Stored records:
--*--

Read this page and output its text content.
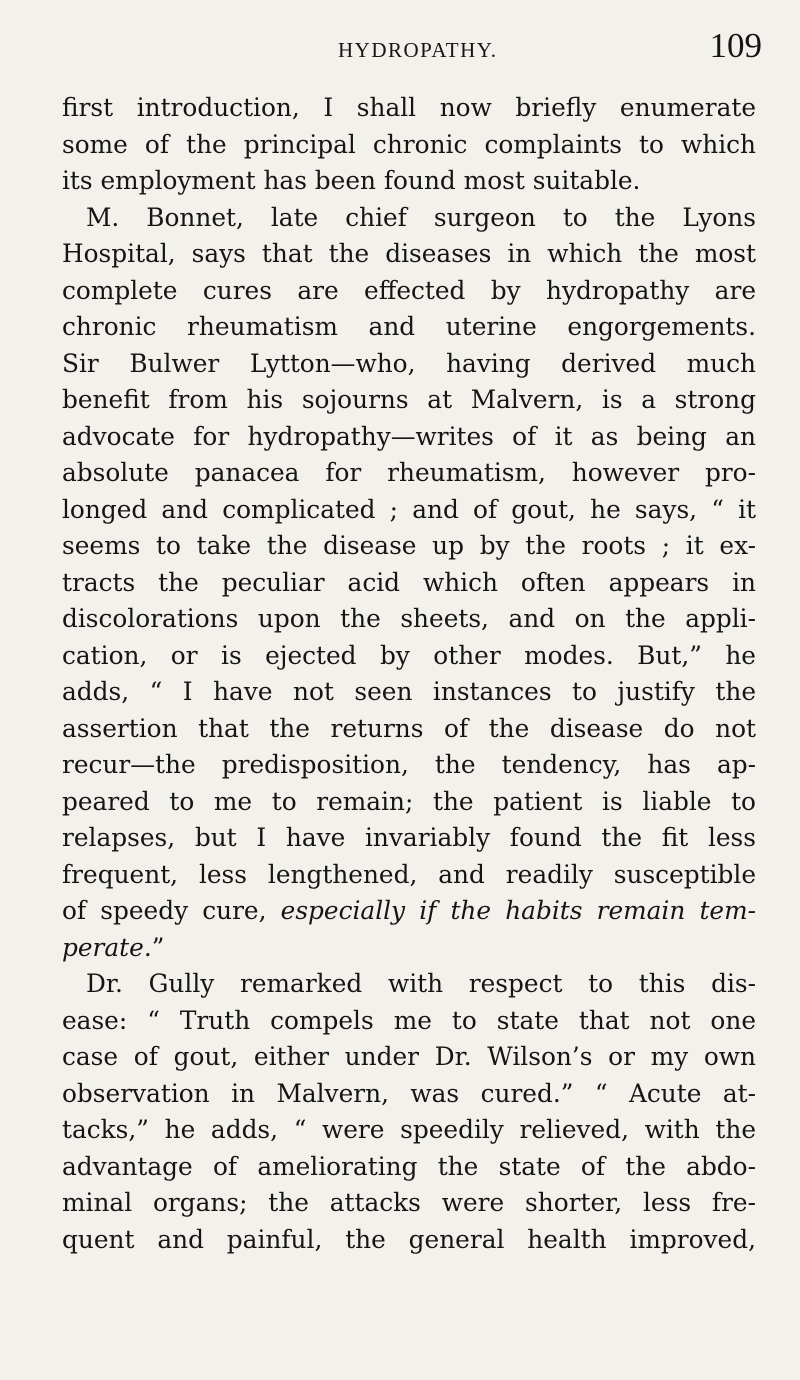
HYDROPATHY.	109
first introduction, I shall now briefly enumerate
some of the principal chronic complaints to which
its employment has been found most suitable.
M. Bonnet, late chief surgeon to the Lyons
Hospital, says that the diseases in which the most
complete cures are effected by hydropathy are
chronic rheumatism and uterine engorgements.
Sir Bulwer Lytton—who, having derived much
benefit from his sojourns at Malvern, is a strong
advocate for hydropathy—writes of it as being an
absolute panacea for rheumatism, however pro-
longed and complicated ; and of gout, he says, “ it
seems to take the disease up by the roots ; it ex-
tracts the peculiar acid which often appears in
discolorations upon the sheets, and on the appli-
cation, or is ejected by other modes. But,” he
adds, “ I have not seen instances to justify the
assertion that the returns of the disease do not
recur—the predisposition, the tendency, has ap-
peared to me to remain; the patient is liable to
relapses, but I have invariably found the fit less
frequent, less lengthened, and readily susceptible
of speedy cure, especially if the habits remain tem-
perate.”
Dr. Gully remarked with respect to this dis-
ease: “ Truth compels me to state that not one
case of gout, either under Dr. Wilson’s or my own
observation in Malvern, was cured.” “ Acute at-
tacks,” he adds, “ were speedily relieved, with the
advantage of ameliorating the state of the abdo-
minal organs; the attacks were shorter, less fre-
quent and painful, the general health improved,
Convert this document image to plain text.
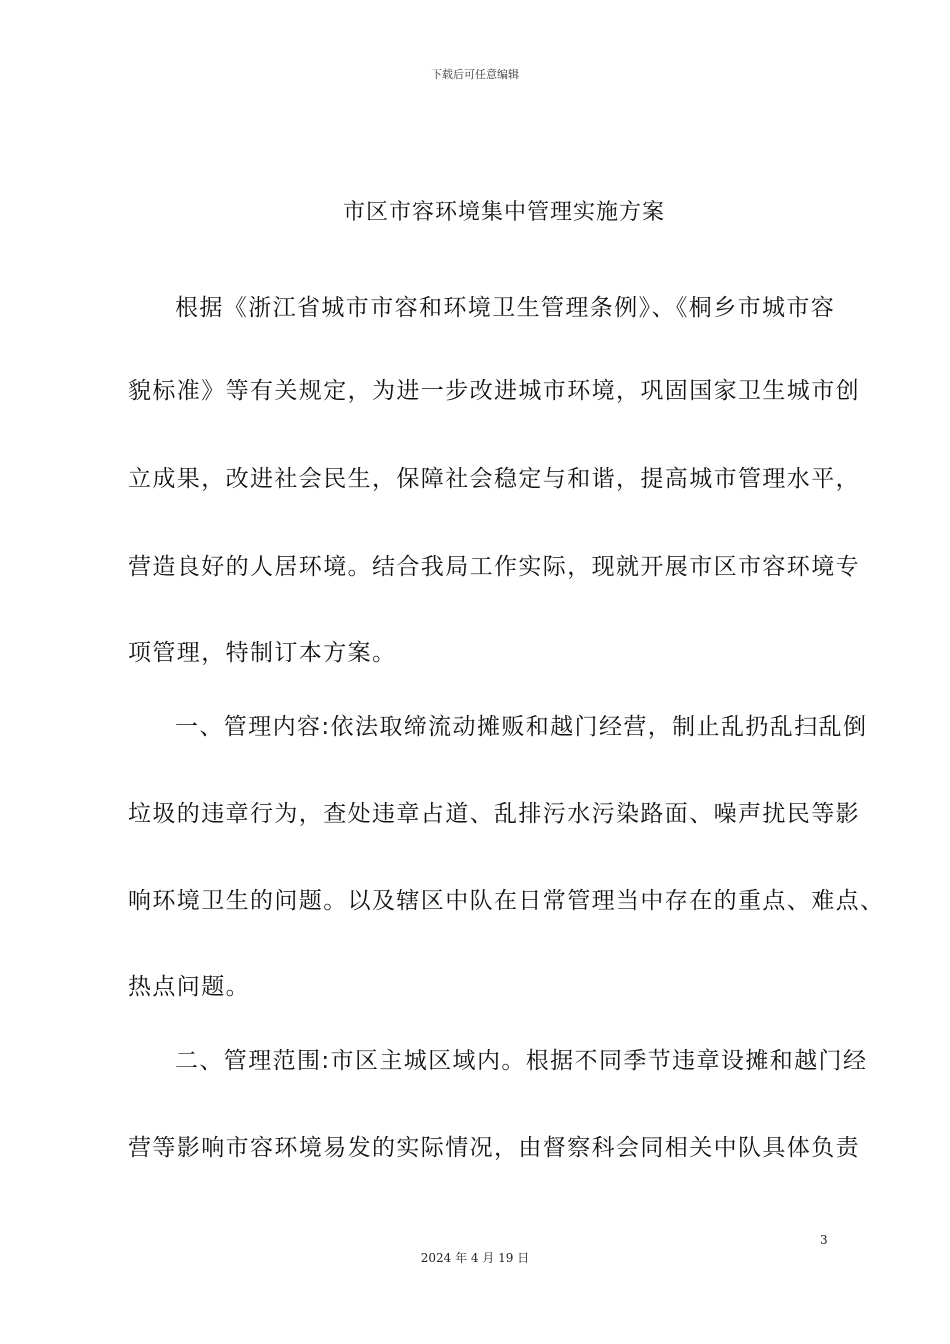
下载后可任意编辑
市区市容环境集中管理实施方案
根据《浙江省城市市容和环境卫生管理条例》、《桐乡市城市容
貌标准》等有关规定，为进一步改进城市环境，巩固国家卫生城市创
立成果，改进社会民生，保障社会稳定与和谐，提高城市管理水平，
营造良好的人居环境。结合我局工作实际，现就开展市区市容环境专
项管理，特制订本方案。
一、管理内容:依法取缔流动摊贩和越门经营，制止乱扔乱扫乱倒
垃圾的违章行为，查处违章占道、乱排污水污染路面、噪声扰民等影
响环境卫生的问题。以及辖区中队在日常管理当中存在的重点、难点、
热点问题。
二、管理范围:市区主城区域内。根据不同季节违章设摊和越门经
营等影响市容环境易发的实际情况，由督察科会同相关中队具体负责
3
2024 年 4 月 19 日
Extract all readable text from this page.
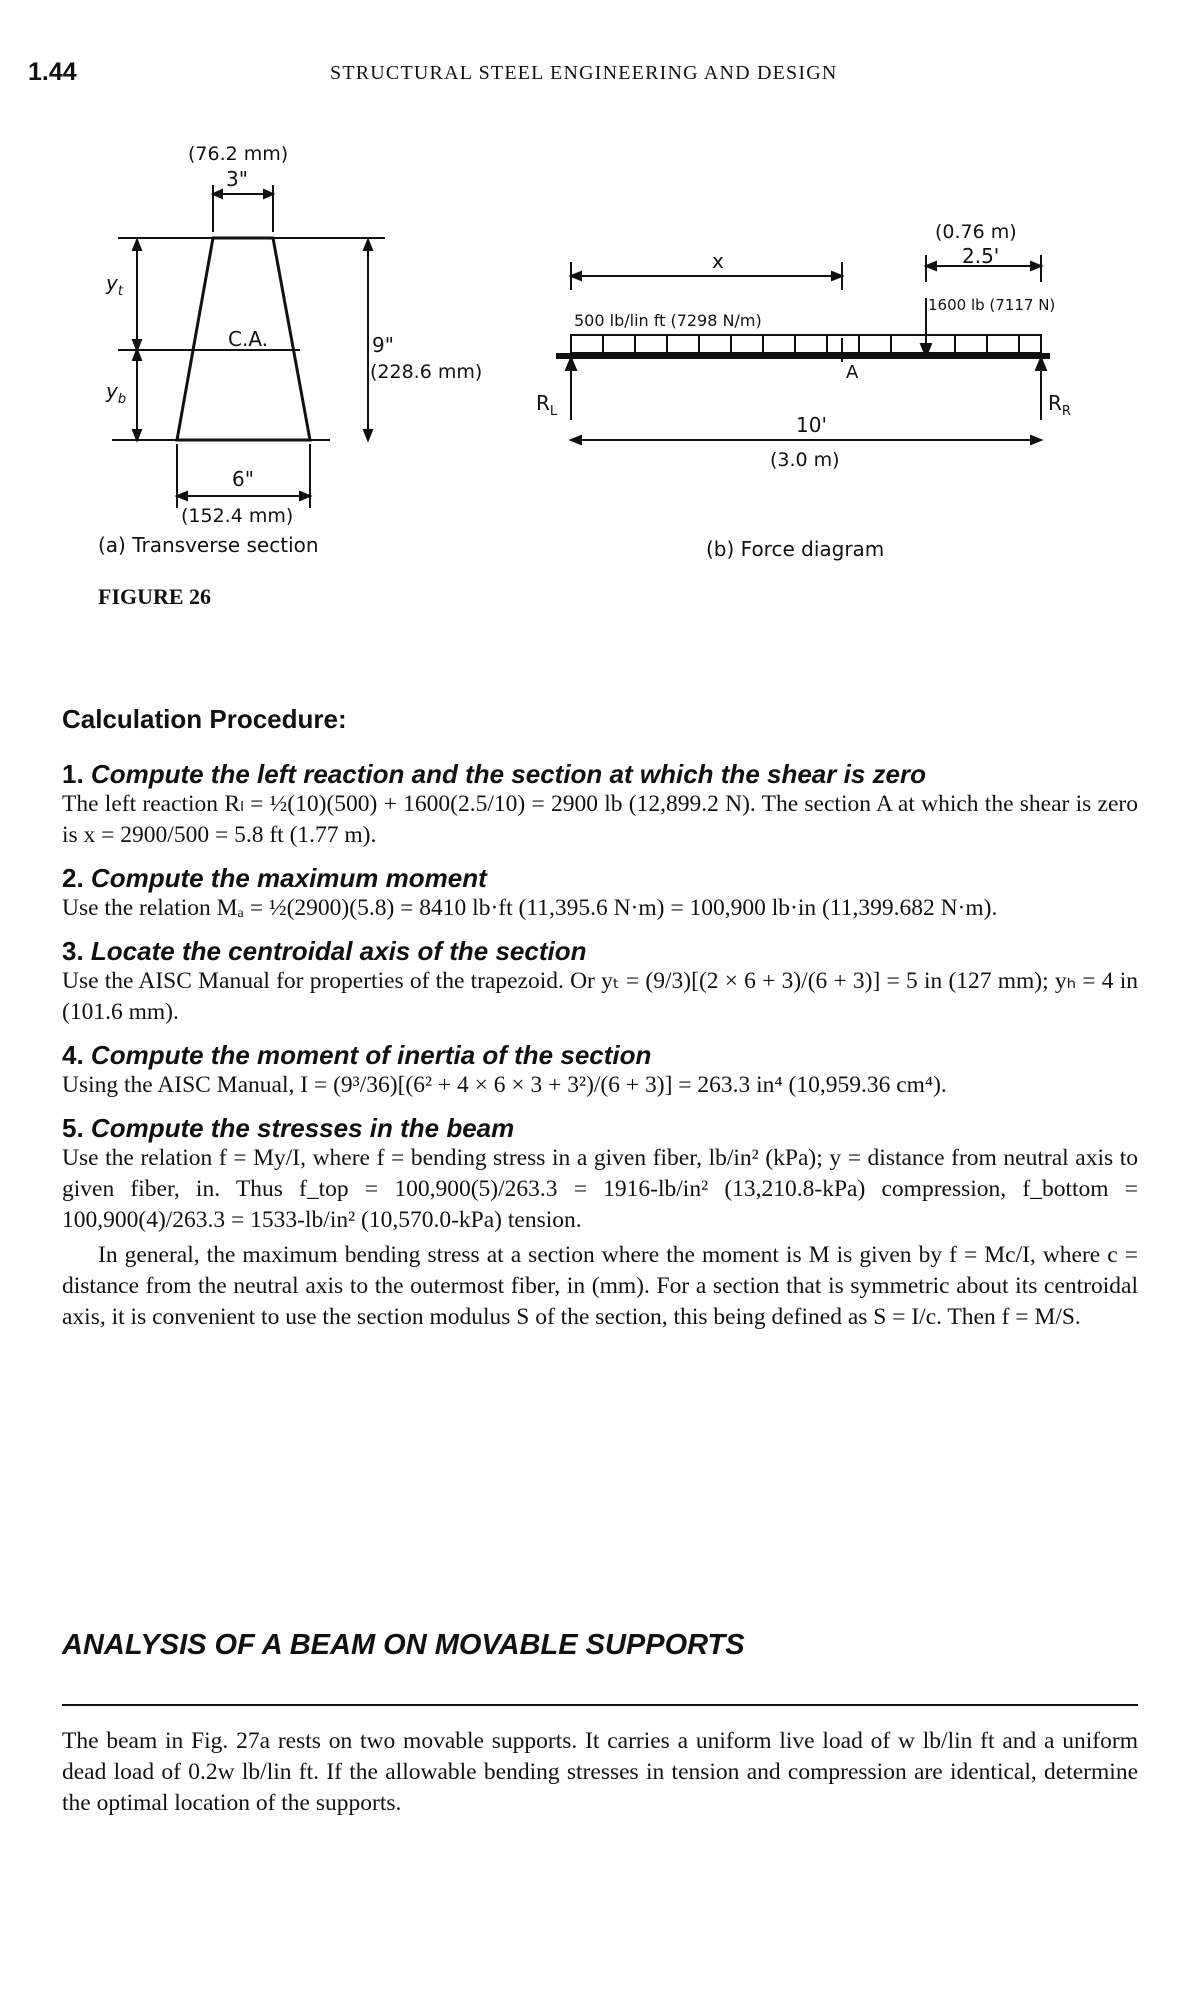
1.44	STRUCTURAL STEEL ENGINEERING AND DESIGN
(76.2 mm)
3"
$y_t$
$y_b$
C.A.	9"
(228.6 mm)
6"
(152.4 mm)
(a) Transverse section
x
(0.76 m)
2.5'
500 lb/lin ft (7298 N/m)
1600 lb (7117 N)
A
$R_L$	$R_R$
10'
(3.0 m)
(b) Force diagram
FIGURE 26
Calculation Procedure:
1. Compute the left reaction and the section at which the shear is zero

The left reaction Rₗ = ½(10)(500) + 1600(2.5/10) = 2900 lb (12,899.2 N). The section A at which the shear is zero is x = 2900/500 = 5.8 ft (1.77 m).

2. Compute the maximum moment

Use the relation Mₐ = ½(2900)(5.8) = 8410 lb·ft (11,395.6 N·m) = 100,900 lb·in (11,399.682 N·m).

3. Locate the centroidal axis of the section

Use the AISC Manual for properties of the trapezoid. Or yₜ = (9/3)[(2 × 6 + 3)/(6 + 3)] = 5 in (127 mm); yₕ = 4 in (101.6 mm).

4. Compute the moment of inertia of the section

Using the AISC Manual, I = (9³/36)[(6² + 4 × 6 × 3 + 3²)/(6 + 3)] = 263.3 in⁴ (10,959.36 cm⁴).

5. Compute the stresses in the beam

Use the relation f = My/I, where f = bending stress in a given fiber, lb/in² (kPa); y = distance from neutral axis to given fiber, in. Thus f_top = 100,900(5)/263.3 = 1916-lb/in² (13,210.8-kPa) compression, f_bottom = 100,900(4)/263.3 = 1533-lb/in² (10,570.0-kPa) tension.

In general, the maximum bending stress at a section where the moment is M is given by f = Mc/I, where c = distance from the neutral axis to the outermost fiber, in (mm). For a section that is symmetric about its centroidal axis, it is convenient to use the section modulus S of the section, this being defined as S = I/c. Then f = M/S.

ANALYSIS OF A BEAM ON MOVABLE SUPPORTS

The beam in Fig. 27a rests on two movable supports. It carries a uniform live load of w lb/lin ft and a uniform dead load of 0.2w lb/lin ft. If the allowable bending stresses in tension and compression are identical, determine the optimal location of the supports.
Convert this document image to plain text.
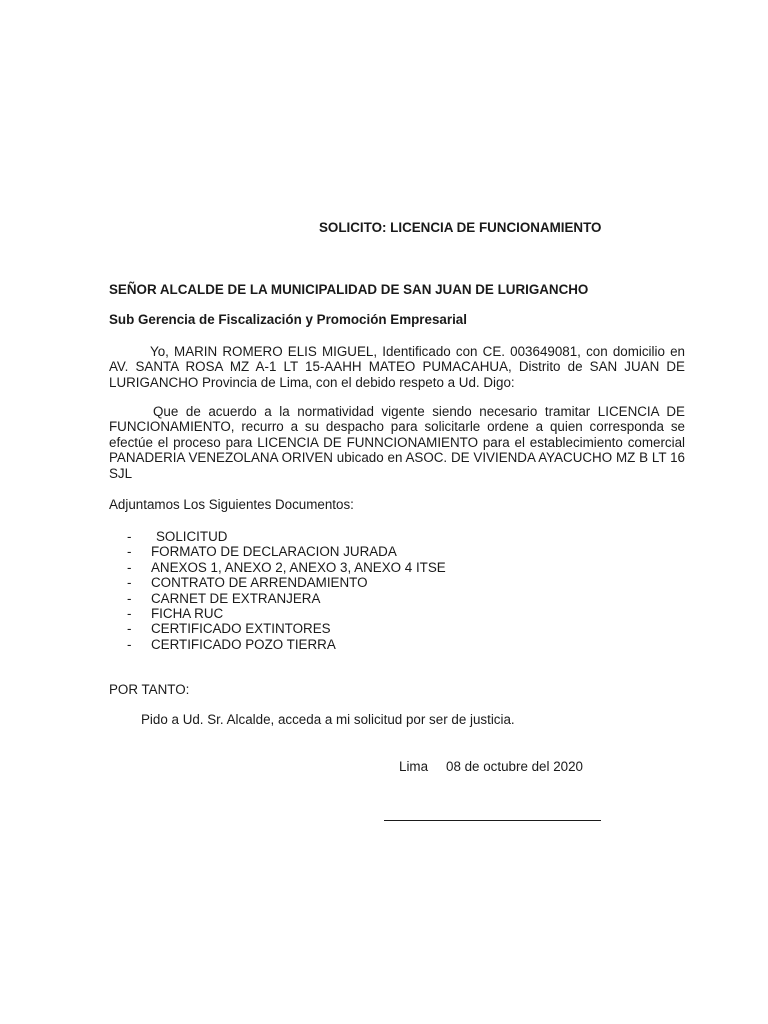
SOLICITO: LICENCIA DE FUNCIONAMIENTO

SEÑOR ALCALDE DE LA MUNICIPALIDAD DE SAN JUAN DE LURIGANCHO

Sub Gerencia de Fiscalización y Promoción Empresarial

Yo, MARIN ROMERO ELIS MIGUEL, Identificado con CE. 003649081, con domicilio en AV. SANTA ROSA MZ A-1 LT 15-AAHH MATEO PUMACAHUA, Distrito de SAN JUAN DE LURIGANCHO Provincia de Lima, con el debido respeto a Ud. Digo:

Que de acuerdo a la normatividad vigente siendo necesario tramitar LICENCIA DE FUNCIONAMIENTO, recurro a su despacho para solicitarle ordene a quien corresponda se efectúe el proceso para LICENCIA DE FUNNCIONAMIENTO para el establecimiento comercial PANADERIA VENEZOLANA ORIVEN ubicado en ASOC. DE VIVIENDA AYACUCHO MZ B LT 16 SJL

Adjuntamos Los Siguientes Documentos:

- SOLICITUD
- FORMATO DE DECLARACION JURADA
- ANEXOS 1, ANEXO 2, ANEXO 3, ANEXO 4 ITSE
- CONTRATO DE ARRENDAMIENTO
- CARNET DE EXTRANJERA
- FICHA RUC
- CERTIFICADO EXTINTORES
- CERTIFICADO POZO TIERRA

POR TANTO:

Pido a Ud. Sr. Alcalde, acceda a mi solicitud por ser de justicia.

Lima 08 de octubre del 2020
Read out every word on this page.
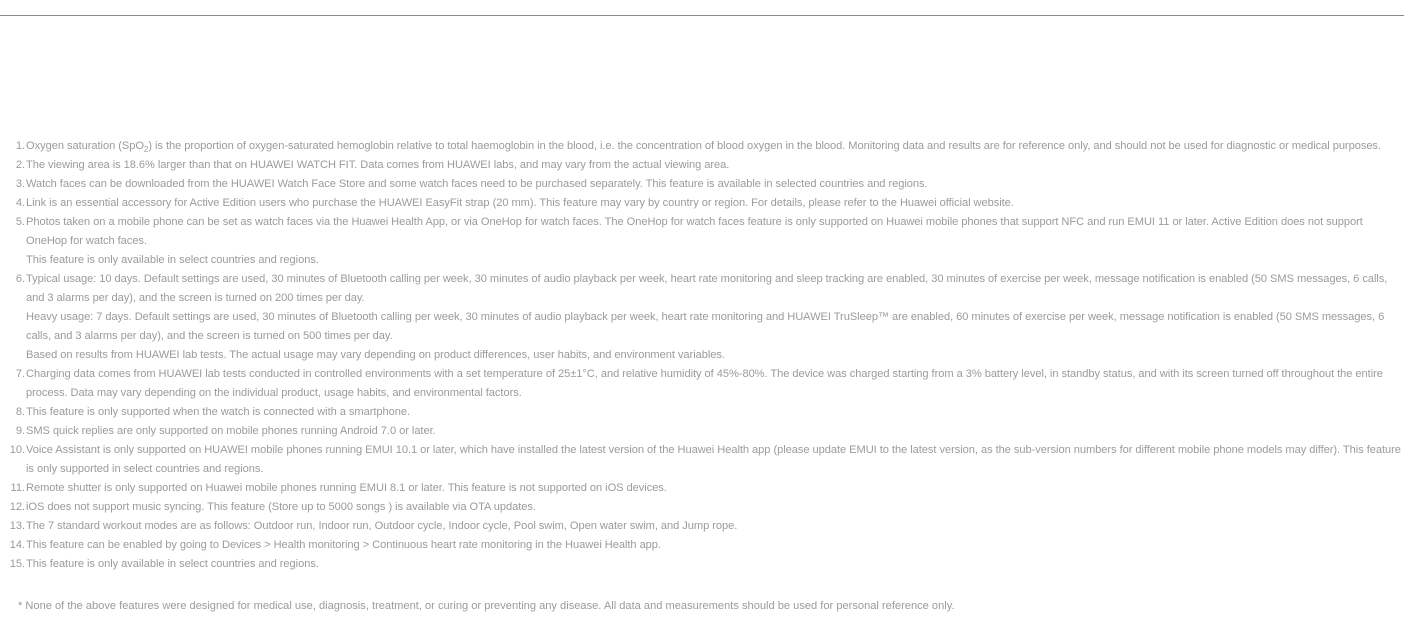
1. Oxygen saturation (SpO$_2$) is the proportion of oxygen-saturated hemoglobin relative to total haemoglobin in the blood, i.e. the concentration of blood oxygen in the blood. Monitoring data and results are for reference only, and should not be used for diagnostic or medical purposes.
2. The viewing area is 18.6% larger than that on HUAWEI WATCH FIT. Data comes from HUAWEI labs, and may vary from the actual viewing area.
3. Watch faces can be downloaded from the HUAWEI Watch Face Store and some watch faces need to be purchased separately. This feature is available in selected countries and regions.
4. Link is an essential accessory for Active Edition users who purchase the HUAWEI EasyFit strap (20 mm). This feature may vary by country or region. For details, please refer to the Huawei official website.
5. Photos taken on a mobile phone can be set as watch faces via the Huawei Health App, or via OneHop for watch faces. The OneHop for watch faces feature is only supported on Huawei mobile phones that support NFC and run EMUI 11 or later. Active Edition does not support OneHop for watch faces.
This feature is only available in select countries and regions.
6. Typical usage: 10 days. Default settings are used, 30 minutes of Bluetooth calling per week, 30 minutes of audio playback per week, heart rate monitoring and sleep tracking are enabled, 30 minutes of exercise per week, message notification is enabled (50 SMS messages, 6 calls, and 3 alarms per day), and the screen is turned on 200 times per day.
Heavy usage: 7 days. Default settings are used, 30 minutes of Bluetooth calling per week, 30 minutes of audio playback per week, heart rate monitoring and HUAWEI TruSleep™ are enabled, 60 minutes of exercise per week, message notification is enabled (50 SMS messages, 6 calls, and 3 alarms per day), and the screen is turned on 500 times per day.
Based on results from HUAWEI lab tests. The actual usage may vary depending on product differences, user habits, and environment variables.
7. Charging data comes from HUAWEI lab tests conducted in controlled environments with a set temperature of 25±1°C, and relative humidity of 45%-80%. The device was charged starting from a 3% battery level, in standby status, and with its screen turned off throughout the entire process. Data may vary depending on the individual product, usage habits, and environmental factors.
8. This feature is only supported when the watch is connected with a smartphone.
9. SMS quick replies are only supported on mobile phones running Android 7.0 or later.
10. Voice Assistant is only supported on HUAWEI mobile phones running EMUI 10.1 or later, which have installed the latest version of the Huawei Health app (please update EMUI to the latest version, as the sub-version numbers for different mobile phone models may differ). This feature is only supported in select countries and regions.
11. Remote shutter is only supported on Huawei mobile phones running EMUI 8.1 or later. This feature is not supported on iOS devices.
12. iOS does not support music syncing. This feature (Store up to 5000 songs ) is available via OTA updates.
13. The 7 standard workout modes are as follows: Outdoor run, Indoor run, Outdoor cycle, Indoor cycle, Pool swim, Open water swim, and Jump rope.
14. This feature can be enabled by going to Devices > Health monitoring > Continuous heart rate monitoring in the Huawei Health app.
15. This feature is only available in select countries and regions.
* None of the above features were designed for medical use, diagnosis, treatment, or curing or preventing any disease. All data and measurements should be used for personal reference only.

--*--

> _STATED GOAL_
Identify each line in the entries with the word "text" and copy it.

> _ANSWER TO THIS EXERCISE_
Read this page and output its text content.
Convert this document image to plain text.
Extract all readable text from this page.
Convert this document image to plain text.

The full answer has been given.